### Given data

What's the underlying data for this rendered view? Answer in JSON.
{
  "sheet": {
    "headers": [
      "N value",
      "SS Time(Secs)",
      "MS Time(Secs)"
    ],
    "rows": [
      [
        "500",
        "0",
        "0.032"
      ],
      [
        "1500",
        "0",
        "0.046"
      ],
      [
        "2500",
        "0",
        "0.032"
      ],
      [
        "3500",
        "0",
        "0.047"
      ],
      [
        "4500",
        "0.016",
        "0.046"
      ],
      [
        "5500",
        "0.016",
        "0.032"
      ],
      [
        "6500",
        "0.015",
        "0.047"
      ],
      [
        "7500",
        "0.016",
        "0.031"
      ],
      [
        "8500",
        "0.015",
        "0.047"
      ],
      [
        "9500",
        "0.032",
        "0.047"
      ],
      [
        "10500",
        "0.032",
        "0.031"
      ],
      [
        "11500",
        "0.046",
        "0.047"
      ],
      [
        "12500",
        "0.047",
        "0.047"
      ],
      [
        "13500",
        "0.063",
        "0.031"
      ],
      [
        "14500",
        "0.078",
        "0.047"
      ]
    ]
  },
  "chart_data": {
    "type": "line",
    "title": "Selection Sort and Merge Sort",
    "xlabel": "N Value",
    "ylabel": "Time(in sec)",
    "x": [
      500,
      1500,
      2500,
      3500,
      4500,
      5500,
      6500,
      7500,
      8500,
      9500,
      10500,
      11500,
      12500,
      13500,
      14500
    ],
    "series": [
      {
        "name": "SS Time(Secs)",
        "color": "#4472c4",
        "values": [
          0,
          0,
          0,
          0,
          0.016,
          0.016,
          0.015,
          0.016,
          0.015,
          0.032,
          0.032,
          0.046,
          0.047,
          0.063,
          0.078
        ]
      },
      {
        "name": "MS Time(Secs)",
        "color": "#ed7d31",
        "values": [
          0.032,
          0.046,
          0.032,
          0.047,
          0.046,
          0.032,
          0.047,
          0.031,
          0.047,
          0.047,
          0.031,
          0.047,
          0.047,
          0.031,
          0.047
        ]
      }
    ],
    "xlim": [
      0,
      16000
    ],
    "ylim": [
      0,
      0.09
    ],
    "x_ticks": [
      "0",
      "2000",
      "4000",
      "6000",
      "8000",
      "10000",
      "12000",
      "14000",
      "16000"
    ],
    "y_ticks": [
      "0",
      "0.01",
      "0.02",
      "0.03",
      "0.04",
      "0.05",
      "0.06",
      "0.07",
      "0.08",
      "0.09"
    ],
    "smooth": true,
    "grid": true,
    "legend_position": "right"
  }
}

######

**Set problem:**
Output every line above without altering anything.

**Written answer:**
What's the underlying data for this rendered view? Answer in JSON.
{
  "sheet": {
    "headers": [
      "N value",
      "SS Time(Secs)",
      "MS Time(Secs)"
    ],
    "rows": [
      [
        "500",
        "0",
        "0.032"
      ],
      [
        "1500",
        "0",
        "0.046"
      ],
      [
        "2500",
        "0",
        "0.032"
      ],
      [
        "3500",
        "0",
        "0.047"
      ],
      [
        "4500",
        "0.016",
        "0.046"
      ],
      [
        "5500",
        "0.016",
        "0.032"
      ],
      [
        "6500",
        "0.015",
        "0.047"
      ],
      [
        "7500",
        "0.016",
        "0.031"
      ],
      [
        "8500",
        "0.015",
        "0.047"
      ],
      [
        "9500",
        "0.032",
        "0.047"
      ],
      [
        "10500",
        "0.032",
        "0.031"
      ],
      [
        "11500",
        "0.046",
        "0.047"
      ],
      [
        "12500",
        "0.047",
        "0.047"
      ],
      [
        "13500",
        "0.063",
        "0.031"
      ],
      [
        "14500",
        "0.078",
        "0.047"
      ]
    ]
  },
  "chart_data": {
    "type": "line",
    "title": "Selection Sort and Merge Sort",
    "xlabel": "N Value",
    "ylabel": "Time(in sec)",
    "x": [
      500,
      1500,
      2500,
      3500,
      4500,
      5500,
      6500,
      7500,
      8500,
      9500,
      10500,
      11500,
      12500,
      13500,
      14500
    ],
    "series": [
      {
        "name": "SS Time(Secs)",
        "color": "#4472c4",
        "values": [
          0,
          0,
          0,
          0,
          0.016,
          0.016,
          0.015,
          0.016,
          0.015,
          0.032,
          0.032,
          0.046,
          0.047,
          0.063,
          0.078
        ]
      },
      {
        "name": "MS Time(Secs)",
        "color": "#ed7d31",
        "values": [
          0.032,
          0.046,
          0.032,
          0.047,
          0.046,
          0.032,
          0.047,
          0.031,
          0.047,
          0.047,
          0.031,
          0.047,
          0.047,
          0.031,
          0.047
        ]
      }
    ],
    "xlim": [
      0,
      16000
    ],
    "ylim": [
      0,
      0.09
    ],
    "x_ticks": [
      "0",
      "2000",
      "4000",
      "6000",
      "8000",
      "10000",
      "12000",
      "14000",
      "16000"
    ],
    "y_ticks": [
      "0",
      "0.01",
      "0.02",
      "0.03",
      "0.04",
      "0.05",
      "0.06",
      "0.07",
      "0.08",
      "0.09"
    ],
    "smooth": true,
    "grid": true,
    "legend_position": "right"
  }
}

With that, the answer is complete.